What is being asked
From the records below, pull each line that has "inscriptionum".

____ Excerpted records

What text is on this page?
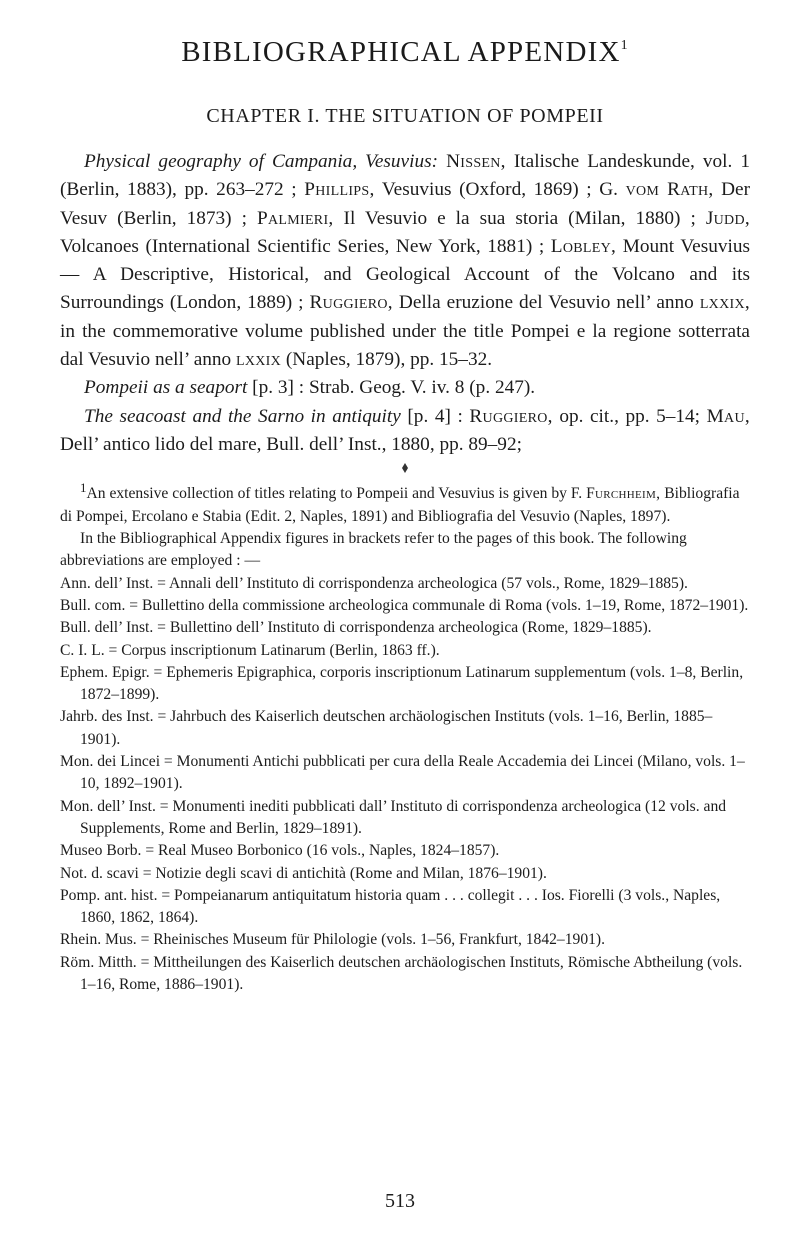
BIBLIOGRAPHICAL APPENDIX$^1$
CHAPTER I. THE SITUATION OF POMPEII

Physical geography of Campania, Vesuvius: Nissen, Italische Landeskunde, vol. 1 (Berlin, 1883), pp. 263–272 ; Phillips, Vesuvius (Oxford, 1869) ; G. vom Rath, Der Vesuv (Berlin, 1873) ; Palmieri, Il Vesuvio e la sua storia (Milan, 1880) ; Judd, Volcanoes (International Scientific Series, New York, 1881) ; Lobley, Mount Vesuvius — A Descriptive, Historical, and Geological Account of the Volcano and its Surroundings (London, 1889) ; Ruggiero, Della eruzione del Vesuvio nell’ anno lxxix, in the commemorative volume published under the title Pompei e la regione sotterrata dal Vesuvio nell’ anno lxxix (Naples, 1879), pp. 15–32.

Pompeii as a seaport [p. 3] : Strab. Geog. V. iv. 8 (p. 247).

The seacoast and the Sarno in antiquity [p. 4] : Ruggiero, op. cit., pp. 5–14; Mau, Dell’ antico lido del mare, Bull. dell’ Inst., 1880, pp. 89–92;

$^1$An extensive collection of titles relating to Pompeii and Vesuvius is given by F. Furchheim, Bibliografia di Pompei, Ercolano e Stabia (Edit. 2, Naples, 1891) and Bibliografia del Vesuvio (Naples, 1897).

In the Bibliographical Appendix figures in brackets refer to the pages of this book. The following abbreviations are employed : —

Ann. dell’ Inst. = Annali dell’ Instituto di corrispondenza archeologica (57 vols., Rome, 1829–1885).

Bull. com. = Bullettino della commissione archeologica communale di Roma (vols. 1–19, Rome, 1872–1901).

Bull. dell’ Inst. = Bullettino dell’ Instituto di corrispondenza archeologica (Rome, 1829–1885).

C. I. L. = Corpus inscriptionum Latinarum (Berlin, 1863 ff.).

Ephem. Epigr. = Ephemeris Epigraphica, corporis inscriptionum Latinarum supplementum (vols. 1–8, Berlin, 1872–1899).

Jahrb. des Inst. = Jahrbuch des Kaiserlich deutschen archäologischen Instituts (vols. 1–16, Berlin, 1885–1901).

Mon. dei Lincei = Monumenti Antichi pubblicati per cura della Reale Accademia dei Lincei (Milano, vols. 1–10, 1892–1901).

Mon. dell’ Inst. = Monumenti inediti pubblicati dall’ Instituto di corrispondenza archeologica (12 vols. and Supplements, Rome and Berlin, 1829–1891).

Museo Borb. = Real Museo Borbonico (16 vols., Naples, 1824–1857).

Not. d. scavi = Notizie degli scavi di antichità (Rome and Milan, 1876–1901).

Pomp. ant. hist. = Pompeianarum antiquitatum historia quam . . . collegit . . . Ios. Fiorelli (3 vols., Naples, 1860, 1862, 1864).

Rhein. Mus. = Rheinisches Museum für Philologie (vols. 1–56, Frankfurt, 1842–1901).

Röm. Mitth. = Mittheilungen des Kaiserlich deutschen archäologischen Instituts, Römische Abtheilung (vols. 1–16, Rome, 1886–1901).

513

________

Written response
C. I. L. = Corpus inscriptionum Latinarum (Berlin, 1863 ff.).
Ephem. Epigr. = Ephemeris Epigraphica, corporis inscriptionum Latinarum supplementum (vols. 1–8, Berlin, 1872–1899).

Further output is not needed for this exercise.